| Problem details |
In full and without alteration, repeat the material.

| Information given |
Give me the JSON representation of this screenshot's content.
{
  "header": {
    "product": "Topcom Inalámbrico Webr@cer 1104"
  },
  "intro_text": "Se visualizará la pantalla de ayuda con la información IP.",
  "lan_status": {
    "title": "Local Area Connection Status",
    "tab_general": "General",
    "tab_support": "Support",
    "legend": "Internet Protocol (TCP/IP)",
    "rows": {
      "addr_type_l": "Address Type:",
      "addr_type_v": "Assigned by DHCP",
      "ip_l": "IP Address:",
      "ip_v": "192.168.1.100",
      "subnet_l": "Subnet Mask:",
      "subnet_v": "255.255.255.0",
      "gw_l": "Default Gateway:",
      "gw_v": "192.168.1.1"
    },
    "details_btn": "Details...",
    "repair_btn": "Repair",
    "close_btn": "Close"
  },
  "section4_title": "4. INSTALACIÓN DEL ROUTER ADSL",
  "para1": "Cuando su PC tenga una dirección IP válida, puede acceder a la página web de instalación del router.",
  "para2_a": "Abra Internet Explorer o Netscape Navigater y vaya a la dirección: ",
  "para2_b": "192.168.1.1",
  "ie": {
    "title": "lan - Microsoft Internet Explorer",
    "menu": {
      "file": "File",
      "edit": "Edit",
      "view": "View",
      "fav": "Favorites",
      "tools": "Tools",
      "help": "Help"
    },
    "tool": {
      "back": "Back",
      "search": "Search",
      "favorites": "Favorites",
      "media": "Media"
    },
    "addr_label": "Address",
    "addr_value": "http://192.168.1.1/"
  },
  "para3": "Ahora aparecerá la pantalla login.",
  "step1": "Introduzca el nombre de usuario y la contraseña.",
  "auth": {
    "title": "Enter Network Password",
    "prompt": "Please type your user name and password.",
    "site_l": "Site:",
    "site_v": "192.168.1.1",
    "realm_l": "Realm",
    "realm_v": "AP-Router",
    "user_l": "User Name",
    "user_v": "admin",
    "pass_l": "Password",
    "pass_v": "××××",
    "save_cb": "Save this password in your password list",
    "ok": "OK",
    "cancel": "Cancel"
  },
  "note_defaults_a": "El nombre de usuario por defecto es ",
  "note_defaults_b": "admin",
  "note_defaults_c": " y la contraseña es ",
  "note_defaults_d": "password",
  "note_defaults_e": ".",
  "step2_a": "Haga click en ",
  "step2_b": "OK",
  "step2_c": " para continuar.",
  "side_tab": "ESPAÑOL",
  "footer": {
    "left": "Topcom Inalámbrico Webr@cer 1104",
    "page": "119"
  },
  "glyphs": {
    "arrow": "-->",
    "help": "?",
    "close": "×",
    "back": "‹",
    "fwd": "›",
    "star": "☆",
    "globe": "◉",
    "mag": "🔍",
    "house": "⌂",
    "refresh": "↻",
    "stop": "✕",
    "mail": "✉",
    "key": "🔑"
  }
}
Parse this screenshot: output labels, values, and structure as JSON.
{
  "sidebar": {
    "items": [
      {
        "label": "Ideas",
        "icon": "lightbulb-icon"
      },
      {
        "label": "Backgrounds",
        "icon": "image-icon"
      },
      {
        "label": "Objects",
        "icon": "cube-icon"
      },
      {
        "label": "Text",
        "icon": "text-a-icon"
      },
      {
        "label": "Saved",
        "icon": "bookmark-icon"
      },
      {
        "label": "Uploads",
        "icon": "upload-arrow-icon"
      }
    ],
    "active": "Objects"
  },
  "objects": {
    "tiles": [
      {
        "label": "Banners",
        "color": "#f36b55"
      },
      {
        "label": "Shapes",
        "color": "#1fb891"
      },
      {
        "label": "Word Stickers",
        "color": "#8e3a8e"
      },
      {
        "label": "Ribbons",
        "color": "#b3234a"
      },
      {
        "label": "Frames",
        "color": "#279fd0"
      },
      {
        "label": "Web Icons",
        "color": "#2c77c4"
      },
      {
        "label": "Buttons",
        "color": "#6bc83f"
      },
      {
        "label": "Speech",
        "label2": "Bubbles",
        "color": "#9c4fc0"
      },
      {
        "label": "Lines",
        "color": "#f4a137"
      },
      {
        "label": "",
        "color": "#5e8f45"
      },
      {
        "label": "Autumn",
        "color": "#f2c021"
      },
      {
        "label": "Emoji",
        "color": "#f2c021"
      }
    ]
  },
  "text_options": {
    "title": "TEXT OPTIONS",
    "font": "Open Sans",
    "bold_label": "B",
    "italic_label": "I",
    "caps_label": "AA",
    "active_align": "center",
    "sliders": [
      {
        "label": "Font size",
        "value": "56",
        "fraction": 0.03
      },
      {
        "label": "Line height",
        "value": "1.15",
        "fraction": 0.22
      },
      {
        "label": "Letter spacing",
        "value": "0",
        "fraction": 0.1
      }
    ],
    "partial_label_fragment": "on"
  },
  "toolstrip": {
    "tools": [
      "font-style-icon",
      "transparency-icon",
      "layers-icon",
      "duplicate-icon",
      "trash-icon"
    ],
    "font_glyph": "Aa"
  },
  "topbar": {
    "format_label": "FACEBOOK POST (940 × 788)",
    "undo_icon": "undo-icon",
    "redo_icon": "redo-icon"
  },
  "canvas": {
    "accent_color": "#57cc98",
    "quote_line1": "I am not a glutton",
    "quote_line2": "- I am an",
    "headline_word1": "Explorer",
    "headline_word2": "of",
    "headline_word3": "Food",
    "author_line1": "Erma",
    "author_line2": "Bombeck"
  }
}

| Complete answer |
Give me the JSON representation of this screenshot's content.
{
  "header": {
    "product": "Topcom Inalámbrico Webr@cer 1104"
  },
  "intro_text": "Se visualizará la pantalla de ayuda con la información IP.",
  "lan_status": {
    "title": "Local Area Connection Status",
    "tab_general": "General",
    "tab_support": "Support",
    "legend": "Internet Protocol (TCP/IP)",
    "rows": {
      "addr_type_l": "Address Type:",
      "addr_type_v": "Assigned by DHCP",
      "ip_l": "IP Address:",
      "ip_v": "192.168.1.100",
      "subnet_l": "Subnet Mask:",
      "subnet_v": "255.255.255.0",
      "gw_l": "Default Gateway:",
      "gw_v": "192.168.1.1"
    },
    "details_btn": "Details...",
    "repair_btn": "Repair",
    "close_btn": "Close"
  },
  "section4_title": "4. INSTALACIÓN DEL ROUTER ADSL",
  "para1": "Cuando su PC tenga una dirección IP válida, puede acceder a la página web de instalación del router.",
  "para2_a": "Abra Internet Explorer o Netscape Navigater y vaya a la dirección: ",
  "para2_b": "192.168.1.1",
  "ie": {
    "title": "lan - Microsoft Internet Explorer",
    "menu": {
      "file": "File",
      "edit": "Edit",
      "view": "View",
      "fav": "Favorites",
      "tools": "Tools",
      "help": "Help"
    },
    "tool": {
      "back": "Back",
      "search": "Search",
      "favorites": "Favorites",
      "media": "Media"
    },
    "addr_label": "Address",
    "addr_value": "http://192.168.1.1/"
  },
  "para3": "Ahora aparecerá la pantalla login.",
  "step1": "Introduzca el nombre de usuario y la contraseña.",
  "auth": {
    "title": "Enter Network Password",
    "prompt": "Please type your user name and password.",
    "site_l": "Site:",
    "site_v": "192.168.1.1",
    "realm_l": "Realm",
    "realm_v": "AP-Router",
    "user_l": "User Name",
    "user_v": "admin",
    "pass_l": "Password",
    "pass_v": "××××",
    "save_cb": "Save this password in your password list",
    "ok": "OK",
    "cancel": "Cancel"
  },
  "note_defaults_a": "El nombre de usuario por defecto es ",
  "note_defaults_b": "admin",
  "note_defaults_c": " y la contraseña es ",
  "note_defaults_d": "password",
  "note_defaults_e": ".",
  "step2_a": "Haga click en ",
  "step2_b": "OK",
  "step2_c": " para continuar.",
  "side_tab": "ESPAÑOL",
  "footer": {
    "left": "Topcom Inalámbrico Webr@cer 1104",
    "page": "119"
  },
  "glyphs": {
    "arrow": "-->",
    "help": "?",
    "close": "×",
    "back": "‹",
    "fwd": "›",
    "star": "☆",
    "globe": "◉",
    "mag": "🔍",
    "house": "⌂",
    "refresh": "↻",
    "stop": "✕",
    "mail": "✉",
    "key": "🔑"
  }
}
Parse this screenshot: output labels, values, and structure as JSON.
{
  "sidebar": {
    "items": [
      {
        "label": "Ideas",
        "icon": "lightbulb-icon"
      },
      {
        "label": "Backgrounds",
        "icon": "image-icon"
      },
      {
        "label": "Objects",
        "icon": "cube-icon"
      },
      {
        "label": "Text",
        "icon": "text-a-icon"
      },
      {
        "label": "Saved",
        "icon": "bookmark-icon"
      },
      {
        "label": "Uploads",
        "icon": "upload-arrow-icon"
      }
    ],
    "active": "Objects"
  },
  "objects": {
    "tiles": [
      {
        "label": "Banners",
        "color": "#f36b55"
      },
      {
        "label": "Shapes",
        "color": "#1fb891"
      },
      {
        "label": "Word Stickers",
        "color": "#8e3a8e"
      },
      {
        "label": "Ribbons",
        "color": "#b3234a"
      },
      {
        "label": "Frames",
        "color": "#279fd0"
      },
      {
        "label": "Web Icons",
        "color": "#2c77c4"
      },
      {
        "label": "Buttons",
        "color": "#6bc83f"
      },
      {
        "label": "Speech",
        "label2": "Bubbles",
        "color": "#9c4fc0"
      },
      {
        "label": "Lines",
        "color": "#f4a137"
      },
      {
        "label": "",
        "color": "#5e8f45"
      },
      {
        "label": "Autumn",
        "color": "#f2c021"
      },
      {
        "label": "Emoji",
        "color": "#f2c021"
      }
    ]
  },
  "text_options": {
    "title": "TEXT OPTIONS",
    "font": "Open Sans",
    "bold_label": "B",
    "italic_label": "I",
    "caps_label": "AA",
    "active_align": "center",
    "sliders": [
      {
        "label": "Font size",
        "value": "56",
        "fraction": 0.03
      },
      {
        "label": "Line height",
        "value": "1.15",
        "fraction": 0.22
      },
      {
        "label": "Letter spacing",
        "value": "0",
        "fraction": 0.1
      }
    ],
    "partial_label_fragment": "on"
  },
  "toolstrip": {
    "tools": [
      "font-style-icon",
      "transparency-icon",
      "layers-icon",
      "duplicate-icon",
      "trash-icon"
    ],
    "font_glyph": "Aa"
  },
  "topbar": {
    "format_label": "FACEBOOK POST (940 × 788)",
    "undo_icon": "undo-icon",
    "redo_icon": "redo-icon"
  },
  "canvas": {
    "accent_color": "#57cc98",
    "quote_line1": "I am not a glutton",
    "quote_line2": "- I am an",
    "headline_word1": "Explorer",
    "headline_word2": "of",
    "headline_word3": "Food",
    "author_line1": "Erma",
    "author_line2": "Bombeck"
  }
}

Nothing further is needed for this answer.